**WRITTEN PROBLEM**
Tell how many lines have the string "name" in them, and write nothing besides the number.

**Entries from a dataset**

** Begin **

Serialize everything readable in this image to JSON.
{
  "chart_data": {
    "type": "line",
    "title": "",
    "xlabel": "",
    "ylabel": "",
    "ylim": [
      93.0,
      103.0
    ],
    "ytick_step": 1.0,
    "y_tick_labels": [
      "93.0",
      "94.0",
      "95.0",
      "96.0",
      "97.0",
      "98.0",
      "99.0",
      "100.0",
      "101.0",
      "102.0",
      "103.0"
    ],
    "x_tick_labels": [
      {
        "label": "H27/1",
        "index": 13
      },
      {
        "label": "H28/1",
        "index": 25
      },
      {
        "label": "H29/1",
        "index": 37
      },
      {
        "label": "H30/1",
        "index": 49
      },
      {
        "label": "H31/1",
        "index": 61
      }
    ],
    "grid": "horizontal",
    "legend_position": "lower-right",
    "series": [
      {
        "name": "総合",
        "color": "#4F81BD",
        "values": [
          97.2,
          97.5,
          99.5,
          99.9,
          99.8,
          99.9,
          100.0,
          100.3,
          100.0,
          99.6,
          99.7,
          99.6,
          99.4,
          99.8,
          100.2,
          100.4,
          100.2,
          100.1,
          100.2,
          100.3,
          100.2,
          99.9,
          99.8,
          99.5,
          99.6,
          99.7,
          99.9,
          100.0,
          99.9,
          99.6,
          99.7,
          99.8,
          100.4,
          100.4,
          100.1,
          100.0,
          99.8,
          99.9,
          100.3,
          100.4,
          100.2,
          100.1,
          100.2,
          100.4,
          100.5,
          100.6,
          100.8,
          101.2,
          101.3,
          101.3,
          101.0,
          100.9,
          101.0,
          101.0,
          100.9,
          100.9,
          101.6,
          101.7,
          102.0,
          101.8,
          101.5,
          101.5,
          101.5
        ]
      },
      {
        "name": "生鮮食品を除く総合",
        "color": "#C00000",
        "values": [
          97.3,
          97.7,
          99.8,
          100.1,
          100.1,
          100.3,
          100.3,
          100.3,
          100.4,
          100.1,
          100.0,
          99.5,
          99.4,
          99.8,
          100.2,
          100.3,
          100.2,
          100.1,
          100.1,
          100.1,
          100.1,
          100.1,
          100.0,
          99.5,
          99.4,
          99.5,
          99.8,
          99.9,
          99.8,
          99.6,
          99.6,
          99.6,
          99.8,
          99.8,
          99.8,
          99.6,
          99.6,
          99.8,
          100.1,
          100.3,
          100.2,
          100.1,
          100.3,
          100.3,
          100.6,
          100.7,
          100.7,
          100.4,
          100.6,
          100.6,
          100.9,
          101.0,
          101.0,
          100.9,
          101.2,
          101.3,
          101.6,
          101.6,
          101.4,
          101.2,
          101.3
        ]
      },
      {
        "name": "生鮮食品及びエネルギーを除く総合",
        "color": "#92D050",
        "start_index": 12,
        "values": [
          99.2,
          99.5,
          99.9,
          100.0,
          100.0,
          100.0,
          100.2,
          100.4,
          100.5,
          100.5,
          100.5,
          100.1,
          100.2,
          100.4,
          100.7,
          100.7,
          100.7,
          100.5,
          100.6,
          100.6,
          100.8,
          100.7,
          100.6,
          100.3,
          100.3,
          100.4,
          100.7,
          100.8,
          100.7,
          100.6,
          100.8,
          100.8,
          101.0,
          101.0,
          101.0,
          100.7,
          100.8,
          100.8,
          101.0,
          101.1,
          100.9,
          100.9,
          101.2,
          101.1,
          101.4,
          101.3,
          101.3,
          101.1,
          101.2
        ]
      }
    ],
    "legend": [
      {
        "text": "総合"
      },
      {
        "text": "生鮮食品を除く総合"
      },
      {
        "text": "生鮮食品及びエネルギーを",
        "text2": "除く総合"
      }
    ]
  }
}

** End **

**TASK SOLUTION**
3